## Exercise directions
Gather the lines that hold the string "FLUVIAL".
((
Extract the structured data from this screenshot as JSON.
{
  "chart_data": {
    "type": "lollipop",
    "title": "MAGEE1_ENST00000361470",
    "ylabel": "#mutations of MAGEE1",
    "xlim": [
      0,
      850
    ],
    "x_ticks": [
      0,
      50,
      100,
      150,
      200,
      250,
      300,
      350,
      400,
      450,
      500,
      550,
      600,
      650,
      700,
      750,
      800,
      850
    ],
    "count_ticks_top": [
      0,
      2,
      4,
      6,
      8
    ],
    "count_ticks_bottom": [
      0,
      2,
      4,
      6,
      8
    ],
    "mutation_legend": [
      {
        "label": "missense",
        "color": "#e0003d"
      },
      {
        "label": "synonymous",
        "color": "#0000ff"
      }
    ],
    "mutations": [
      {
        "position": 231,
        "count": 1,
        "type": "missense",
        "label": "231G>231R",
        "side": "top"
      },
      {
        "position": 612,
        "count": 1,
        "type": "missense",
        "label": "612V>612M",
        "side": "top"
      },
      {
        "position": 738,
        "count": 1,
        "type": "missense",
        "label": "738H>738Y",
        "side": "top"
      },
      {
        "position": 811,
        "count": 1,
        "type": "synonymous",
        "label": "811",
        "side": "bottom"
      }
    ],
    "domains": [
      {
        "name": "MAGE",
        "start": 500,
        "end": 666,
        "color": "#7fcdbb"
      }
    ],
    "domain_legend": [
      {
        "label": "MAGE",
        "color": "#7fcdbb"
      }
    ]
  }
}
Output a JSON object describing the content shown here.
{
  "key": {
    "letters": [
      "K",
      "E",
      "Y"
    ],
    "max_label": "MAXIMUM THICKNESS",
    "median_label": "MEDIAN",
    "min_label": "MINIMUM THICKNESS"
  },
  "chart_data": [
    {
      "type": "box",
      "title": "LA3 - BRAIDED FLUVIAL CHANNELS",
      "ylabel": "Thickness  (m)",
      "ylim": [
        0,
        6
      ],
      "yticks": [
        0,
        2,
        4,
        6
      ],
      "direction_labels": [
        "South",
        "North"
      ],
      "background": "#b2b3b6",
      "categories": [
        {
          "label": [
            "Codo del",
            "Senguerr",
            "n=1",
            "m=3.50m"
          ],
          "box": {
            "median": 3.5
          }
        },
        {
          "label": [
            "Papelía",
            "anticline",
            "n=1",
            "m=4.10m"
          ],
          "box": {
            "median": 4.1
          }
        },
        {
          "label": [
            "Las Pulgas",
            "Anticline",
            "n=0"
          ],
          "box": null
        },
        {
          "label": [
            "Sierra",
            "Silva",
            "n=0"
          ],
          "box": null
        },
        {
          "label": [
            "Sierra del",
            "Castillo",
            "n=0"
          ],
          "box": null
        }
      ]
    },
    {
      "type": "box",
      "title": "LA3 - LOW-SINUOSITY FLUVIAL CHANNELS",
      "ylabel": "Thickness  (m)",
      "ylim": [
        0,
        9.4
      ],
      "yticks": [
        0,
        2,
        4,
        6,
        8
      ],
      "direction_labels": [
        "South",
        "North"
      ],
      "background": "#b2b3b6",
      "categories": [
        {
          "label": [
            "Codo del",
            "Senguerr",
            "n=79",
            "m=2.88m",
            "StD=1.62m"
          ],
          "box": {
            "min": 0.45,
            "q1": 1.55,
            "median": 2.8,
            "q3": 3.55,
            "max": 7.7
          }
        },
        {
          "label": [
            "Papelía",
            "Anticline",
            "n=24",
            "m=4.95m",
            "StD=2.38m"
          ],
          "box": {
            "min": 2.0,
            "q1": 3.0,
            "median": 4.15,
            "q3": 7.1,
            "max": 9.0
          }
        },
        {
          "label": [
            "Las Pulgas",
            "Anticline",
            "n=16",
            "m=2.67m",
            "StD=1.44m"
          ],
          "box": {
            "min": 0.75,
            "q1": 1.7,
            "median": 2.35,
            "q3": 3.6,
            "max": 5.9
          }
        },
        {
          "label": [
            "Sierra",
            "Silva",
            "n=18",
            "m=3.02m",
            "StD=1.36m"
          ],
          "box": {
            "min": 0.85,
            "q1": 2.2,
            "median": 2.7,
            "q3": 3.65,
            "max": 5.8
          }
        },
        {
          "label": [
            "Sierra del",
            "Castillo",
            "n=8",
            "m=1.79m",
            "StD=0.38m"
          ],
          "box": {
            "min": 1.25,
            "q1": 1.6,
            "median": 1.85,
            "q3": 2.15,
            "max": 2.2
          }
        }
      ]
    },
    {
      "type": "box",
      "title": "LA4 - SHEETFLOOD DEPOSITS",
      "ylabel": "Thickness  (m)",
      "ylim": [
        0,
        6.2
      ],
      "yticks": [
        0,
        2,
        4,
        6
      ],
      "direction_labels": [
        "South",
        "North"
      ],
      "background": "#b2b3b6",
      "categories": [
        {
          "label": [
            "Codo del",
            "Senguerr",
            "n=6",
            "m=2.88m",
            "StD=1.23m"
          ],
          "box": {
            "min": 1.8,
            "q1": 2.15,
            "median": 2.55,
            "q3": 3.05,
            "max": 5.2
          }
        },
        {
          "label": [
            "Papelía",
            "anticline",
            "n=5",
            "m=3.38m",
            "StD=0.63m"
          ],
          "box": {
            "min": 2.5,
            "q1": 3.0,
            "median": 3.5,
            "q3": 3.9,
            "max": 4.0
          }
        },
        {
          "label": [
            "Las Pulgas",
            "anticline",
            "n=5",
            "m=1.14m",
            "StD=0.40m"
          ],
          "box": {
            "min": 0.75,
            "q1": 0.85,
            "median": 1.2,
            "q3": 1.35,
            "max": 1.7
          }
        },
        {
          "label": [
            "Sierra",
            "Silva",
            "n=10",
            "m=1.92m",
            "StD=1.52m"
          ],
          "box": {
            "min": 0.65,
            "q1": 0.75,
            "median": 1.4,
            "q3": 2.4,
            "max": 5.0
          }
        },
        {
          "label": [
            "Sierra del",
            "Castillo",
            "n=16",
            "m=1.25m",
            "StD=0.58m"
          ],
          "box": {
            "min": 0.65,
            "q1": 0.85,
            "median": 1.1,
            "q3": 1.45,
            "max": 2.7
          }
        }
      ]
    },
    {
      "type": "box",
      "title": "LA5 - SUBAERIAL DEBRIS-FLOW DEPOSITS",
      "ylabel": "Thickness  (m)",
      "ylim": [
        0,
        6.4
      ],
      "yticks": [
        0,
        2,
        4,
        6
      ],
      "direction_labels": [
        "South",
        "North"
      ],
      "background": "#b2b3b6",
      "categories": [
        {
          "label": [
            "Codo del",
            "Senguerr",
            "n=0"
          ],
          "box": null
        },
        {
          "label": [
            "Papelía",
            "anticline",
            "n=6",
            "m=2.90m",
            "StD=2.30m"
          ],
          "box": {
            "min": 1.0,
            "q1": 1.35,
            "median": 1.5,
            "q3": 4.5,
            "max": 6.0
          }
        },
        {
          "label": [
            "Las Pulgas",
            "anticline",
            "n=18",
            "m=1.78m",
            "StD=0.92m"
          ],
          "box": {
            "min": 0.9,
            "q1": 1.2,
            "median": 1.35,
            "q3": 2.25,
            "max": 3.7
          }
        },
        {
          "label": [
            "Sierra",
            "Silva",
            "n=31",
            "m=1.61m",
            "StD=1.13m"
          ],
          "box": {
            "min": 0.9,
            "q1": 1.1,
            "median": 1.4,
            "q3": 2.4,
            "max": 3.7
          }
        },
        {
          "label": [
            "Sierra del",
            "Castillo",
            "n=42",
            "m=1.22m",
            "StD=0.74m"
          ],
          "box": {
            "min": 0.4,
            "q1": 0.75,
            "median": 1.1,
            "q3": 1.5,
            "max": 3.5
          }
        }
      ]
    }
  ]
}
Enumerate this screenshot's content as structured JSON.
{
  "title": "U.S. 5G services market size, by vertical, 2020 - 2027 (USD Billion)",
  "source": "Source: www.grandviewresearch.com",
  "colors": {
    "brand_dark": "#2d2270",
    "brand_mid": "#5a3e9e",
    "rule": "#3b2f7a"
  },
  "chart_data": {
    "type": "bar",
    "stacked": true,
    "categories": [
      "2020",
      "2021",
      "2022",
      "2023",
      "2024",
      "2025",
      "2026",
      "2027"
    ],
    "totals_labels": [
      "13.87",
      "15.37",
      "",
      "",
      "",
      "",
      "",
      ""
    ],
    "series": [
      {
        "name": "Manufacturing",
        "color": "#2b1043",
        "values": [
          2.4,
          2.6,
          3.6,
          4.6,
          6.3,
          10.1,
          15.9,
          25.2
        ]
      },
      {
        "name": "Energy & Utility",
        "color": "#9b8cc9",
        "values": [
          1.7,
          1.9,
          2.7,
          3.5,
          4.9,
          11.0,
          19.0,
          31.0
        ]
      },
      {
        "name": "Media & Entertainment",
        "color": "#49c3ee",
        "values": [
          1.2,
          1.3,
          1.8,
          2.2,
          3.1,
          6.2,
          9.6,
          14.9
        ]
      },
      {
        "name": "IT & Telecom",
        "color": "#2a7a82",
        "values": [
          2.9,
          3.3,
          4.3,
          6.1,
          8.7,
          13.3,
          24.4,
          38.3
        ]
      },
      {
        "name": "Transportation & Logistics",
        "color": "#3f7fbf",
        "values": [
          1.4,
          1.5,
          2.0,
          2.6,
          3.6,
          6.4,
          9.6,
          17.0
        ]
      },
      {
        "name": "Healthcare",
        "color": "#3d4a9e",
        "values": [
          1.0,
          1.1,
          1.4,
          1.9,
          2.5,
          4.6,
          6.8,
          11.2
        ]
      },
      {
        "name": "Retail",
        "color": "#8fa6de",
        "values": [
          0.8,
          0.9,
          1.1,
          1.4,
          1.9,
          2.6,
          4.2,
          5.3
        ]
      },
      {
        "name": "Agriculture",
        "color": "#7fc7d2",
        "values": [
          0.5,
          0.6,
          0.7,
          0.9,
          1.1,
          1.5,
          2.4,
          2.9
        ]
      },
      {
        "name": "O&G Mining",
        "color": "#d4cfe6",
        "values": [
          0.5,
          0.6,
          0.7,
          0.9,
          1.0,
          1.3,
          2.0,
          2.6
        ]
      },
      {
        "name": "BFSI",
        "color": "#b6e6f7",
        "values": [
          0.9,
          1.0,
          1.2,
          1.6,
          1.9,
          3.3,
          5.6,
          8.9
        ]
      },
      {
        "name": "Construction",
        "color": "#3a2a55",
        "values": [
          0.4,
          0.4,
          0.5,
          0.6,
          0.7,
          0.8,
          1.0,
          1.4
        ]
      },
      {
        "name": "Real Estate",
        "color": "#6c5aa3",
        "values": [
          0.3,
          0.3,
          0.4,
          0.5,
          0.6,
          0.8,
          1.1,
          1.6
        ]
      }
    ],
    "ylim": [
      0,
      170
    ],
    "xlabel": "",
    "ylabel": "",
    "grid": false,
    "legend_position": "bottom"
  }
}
))
## Expected answer
      "title": "LA3 - BRAIDED FLUVIAL CHANNELS",
      "title": "LA3 - LOW-SINUOSITY FLUVIAL CHANNELS",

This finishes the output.